Stated task
Gather the lines from the material that contain "cluster".
━━━━━━
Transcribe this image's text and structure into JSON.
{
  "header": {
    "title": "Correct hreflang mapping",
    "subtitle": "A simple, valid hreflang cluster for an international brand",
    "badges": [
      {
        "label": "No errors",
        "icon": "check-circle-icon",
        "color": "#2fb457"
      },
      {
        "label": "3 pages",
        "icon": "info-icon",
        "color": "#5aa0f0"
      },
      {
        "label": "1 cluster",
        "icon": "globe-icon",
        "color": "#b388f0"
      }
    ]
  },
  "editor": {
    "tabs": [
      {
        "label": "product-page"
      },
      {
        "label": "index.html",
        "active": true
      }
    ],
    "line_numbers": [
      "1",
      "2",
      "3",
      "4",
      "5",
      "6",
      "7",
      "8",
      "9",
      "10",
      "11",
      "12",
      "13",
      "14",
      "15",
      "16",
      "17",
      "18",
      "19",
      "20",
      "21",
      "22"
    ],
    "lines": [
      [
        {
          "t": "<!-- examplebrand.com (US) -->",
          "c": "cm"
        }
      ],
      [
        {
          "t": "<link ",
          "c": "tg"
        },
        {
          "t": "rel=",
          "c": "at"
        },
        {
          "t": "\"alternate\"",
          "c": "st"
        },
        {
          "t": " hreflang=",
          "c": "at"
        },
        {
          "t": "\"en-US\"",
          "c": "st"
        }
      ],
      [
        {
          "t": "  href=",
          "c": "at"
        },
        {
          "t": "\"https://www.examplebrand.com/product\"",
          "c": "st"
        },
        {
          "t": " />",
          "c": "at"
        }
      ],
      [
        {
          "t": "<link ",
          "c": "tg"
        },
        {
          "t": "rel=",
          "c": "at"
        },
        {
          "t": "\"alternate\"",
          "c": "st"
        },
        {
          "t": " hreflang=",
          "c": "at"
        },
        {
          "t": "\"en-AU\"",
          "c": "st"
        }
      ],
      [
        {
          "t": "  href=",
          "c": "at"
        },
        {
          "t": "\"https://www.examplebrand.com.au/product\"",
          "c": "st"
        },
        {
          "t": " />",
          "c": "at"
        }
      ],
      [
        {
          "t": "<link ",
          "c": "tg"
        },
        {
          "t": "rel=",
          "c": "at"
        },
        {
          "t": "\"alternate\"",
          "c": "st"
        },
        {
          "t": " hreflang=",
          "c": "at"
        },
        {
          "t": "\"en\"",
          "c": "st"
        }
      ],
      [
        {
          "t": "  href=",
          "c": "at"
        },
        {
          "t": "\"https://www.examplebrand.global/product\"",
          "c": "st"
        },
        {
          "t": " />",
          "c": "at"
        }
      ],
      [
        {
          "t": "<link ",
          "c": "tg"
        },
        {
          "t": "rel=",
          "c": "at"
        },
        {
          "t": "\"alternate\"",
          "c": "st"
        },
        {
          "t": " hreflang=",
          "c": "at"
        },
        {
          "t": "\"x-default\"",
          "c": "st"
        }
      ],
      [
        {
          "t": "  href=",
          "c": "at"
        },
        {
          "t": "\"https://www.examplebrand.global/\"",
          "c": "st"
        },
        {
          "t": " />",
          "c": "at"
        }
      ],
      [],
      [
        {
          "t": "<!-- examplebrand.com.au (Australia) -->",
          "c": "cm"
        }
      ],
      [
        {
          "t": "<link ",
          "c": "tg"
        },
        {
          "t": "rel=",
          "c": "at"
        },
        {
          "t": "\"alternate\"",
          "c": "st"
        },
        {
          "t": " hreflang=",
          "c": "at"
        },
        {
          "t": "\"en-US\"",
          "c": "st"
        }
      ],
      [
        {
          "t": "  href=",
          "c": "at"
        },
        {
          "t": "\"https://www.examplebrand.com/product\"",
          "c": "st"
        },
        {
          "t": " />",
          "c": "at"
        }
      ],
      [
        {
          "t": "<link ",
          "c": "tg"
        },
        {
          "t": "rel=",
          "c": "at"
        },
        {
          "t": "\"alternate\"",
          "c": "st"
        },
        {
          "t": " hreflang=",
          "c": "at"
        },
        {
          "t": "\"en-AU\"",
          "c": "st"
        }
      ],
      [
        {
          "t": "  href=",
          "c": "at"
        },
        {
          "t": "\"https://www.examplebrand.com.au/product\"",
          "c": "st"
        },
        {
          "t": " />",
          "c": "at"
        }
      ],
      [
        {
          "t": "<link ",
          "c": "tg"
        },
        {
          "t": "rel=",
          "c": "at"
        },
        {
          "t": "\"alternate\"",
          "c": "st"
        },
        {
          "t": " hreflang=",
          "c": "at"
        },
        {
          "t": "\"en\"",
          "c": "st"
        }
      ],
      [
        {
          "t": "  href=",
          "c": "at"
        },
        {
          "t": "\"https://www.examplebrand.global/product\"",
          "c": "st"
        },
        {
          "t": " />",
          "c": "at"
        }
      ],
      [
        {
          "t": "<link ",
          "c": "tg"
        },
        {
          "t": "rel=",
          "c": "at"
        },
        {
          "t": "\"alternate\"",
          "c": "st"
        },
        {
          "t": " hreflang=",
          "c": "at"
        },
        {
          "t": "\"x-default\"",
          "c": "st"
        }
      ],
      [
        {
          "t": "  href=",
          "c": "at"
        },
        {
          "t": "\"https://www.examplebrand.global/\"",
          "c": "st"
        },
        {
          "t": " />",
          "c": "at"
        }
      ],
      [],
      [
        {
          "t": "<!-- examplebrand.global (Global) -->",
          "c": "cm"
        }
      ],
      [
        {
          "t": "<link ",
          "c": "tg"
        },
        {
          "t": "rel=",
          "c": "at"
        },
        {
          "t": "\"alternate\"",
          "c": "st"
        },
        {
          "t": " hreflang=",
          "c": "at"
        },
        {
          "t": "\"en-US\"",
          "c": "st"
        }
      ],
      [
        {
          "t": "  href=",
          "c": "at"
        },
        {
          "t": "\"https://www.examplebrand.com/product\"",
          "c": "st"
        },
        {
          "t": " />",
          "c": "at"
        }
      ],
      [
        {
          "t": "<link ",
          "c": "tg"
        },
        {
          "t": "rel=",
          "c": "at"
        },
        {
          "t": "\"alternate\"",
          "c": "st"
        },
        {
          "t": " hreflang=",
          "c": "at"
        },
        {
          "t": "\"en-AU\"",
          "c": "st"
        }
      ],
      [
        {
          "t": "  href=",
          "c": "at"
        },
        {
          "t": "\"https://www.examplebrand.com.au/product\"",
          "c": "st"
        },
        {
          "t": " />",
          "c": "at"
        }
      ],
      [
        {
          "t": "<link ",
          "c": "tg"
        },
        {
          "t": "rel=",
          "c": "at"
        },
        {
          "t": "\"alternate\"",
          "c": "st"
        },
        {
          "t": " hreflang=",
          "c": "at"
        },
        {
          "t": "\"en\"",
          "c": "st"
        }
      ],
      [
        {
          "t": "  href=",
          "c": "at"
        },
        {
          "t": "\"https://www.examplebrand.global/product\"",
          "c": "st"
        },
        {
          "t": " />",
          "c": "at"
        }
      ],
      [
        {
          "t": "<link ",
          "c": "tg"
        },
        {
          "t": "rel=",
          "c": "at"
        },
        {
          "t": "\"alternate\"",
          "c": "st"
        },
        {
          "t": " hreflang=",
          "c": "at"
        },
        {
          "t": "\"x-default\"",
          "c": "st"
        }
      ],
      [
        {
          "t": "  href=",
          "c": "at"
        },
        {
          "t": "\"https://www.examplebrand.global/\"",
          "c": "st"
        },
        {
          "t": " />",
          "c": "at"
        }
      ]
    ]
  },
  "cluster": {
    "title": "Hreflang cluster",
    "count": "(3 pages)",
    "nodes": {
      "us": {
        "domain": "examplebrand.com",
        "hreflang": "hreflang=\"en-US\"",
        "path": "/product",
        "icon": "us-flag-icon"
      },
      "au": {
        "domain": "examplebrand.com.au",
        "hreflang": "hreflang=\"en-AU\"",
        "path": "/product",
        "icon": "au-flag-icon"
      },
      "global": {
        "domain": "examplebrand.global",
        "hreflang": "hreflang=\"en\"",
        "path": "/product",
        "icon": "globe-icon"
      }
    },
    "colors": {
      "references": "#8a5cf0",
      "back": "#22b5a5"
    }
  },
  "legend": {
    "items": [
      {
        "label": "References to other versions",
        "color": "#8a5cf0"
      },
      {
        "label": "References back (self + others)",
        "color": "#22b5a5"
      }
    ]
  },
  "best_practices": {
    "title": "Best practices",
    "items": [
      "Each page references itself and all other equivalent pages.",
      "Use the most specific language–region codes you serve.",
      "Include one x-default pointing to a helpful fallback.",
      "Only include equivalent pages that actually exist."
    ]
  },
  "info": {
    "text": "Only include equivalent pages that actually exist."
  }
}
━━━━━━
Response
    "subtitle": "A simple, valid hreflang cluster for an international brand",
        "label": "1 cluster",
  "cluster": {
    "title": "Hreflang cluster",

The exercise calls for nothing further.